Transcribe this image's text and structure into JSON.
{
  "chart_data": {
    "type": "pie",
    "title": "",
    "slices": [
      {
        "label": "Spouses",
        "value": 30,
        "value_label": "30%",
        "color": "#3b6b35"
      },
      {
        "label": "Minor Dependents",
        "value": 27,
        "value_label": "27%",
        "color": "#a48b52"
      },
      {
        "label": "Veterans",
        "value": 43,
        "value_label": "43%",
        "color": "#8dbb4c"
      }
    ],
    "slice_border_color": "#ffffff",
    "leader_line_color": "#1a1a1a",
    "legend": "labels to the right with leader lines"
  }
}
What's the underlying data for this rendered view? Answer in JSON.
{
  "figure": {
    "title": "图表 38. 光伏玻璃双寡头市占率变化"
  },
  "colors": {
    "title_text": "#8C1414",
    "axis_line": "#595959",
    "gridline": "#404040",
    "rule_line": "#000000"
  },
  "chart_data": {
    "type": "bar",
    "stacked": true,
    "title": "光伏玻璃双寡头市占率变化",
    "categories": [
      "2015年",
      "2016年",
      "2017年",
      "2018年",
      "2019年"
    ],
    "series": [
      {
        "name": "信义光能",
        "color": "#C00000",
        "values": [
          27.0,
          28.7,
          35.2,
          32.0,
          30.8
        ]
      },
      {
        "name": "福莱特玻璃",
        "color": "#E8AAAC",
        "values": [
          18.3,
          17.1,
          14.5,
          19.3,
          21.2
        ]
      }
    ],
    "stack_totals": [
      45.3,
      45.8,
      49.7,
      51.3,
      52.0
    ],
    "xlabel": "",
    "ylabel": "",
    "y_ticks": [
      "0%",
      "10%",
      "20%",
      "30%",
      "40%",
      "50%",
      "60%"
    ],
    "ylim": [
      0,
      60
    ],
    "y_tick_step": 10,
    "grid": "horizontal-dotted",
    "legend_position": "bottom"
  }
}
-- -- --
• TASK BRIEF: Scan the records above for the string "光伏玻璃双寡头市占率变化", then select every line that holds it.

• REPLY:
    "title": "图表 38. 光伏玻璃双寡头市占率变化"
    "title": "光伏玻璃双寡头市占率变化",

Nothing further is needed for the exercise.